What you will do:
1. Quote the cefpodoxime profile word for word, from "Third-Generation Cephalosporin" up to and including "bacterial cell lysis.".
2. Extend the cefpodoxime profile, picking up right after its final line.

Supplied text:
Cefpodoxime  (PDF Version)

 

Antibiotic Class:

Third-Generation Cephalosporin

 

Antimicrobial Spectrum:

Staphylococcus aureus (methicillin susceptible), Coagulase negative Staphylococci, Streptococcus pneumoniae (penicillin susceptible), Streptococcus spp., Haemophilus influenzae, Moraxella catarrhalis, Neisseria meningitides, Neisseria gonorrhoeae, Enterobacteriaceae, E. coli

 

Mechanism of Action:

Cephalosporins exert bactericidal activity by interfering with bacterial cell wall synthesis and inhibiting cross-linking of the peptidoglycan. The cephalosporins are also thought to play a role in the activation of bacterical cell autolysins which may contribute to bacterial cell lysis.

 

Pharmacodynamics:

Cephalosporins exhibit time-dependent killing (T > MIC)

 

Pharmacokinetics:

Dose of 200mg: Cmax: 2.6 mcg/L; Tmax: 2.4 hour; Half-life: 2.3 hours; Table 10

 

Adverse Effects:

Hypersensitivity: Maculopapular rash, Urticaria, Pruritis, Anaphylaxis/angioedema, eosinophilia

Hematologic: Hypoprothrombinemia, Neutropenia, Leukopenia, Thrombocytopenia

GI: Diarrhea, C. difficile disease

Renal: Interstitial nephritis

Table 14

 

Dosage:

PO: 200mg, 400mg tablets

       Oral suspension: 50mg/5mL, 100mg/5mL

 

Dosing in adults:

Acute exacerbation of chronic bronchitis: 200 mg PO q 12h x 10 days

Lower respiratory tract infection: 200 mg PO q12h x 10 days

Acute maxillary sinusitis: 200 mg PO q12h x 10 days

UTI: 100 mg PO q12h x 7 days

 

Dosing in pediatrics:

10g/kg/day divided q12h

 

Disease state based dosing:

Renal failure:  CrCl < 30 mL/min: increase dosing interval to every 24 hr

Hepatic failure:  No dosing changes recommended at this time.

Document layout analysis data
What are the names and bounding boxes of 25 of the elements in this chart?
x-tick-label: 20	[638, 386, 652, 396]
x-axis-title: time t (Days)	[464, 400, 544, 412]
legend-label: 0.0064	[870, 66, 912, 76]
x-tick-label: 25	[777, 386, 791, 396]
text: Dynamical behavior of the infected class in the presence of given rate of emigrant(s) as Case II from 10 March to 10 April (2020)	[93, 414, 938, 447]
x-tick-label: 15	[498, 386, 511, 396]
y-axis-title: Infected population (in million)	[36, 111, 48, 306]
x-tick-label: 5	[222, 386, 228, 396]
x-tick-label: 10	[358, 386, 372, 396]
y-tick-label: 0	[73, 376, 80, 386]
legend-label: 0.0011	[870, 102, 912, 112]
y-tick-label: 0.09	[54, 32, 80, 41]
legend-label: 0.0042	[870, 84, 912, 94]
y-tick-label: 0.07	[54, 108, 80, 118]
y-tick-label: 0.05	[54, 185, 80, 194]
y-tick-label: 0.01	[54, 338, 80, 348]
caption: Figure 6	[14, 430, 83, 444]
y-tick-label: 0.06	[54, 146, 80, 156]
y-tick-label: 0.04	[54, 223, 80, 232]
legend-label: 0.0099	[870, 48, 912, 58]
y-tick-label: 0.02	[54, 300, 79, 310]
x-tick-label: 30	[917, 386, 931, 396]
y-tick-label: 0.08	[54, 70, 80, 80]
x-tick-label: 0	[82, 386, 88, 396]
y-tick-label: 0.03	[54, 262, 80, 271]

Results of the exercise:
1.
Third-Generation Cephalosporin

 

Antimicrobial Spectrum:

Staphylococcus aureus (methicillin susceptible), Coagulase negative Staphylococci, Streptococcus pneumoniae (penicillin susceptible), Streptococcus spp., Haemophilus influenzae, Moraxella catarrhalis, Neisseria meningitides, Neisseria gonorrhoeae, Enterobacteriaceae, E. coli

 

Mechanism of Action:

Cephalosporins exert bactericidal activity by interfering with bacterial cell wall synthesis and inhibiting cross-linking of the peptidoglycan. The cephalosporins are also thought to play a role in the activation of bacterical cell autolysins which may contribute to bacterial cell lysis.

2.
 

Contraindications/Warnings/Precautions:

Precautions: hypersensitivity to penicillins, history of gastrointestinal disease, particularly colitis, renal impairment

 

Drug Interactions:

Antacids: decreased cefpodoxime effectiveness

Calcium: decreased cefpodoxime effectiveness

H2 blockers: decreased cefpodoxime effectiveness

Live Typhoid Vaccine: decreased immunological response to the typhoid vaccine

Probenecid: increased serum cefpodoxime levels

Sodium Bicarbonate: decreased cefpodoxime effectiveness

 

Pregnancy:

Category B: No evidence of risk in humans but studies inadequate.

 

Monitoring Requirements:

Therapeutic:  Culture and sensitivities, serum levels, signs and symptoms of infection, white blood cell count

Toxic:  Urinalysis, BUN, SCr, AST and ALT, skin rash, Neutropenia and leukopenia, Prothrombin time in patients with renal or hepatic impairment or poor nutritional state, as well as patients receiving a protracted course of antimicrobial therapy, and patients previously stabilized on anticoagulant therapy.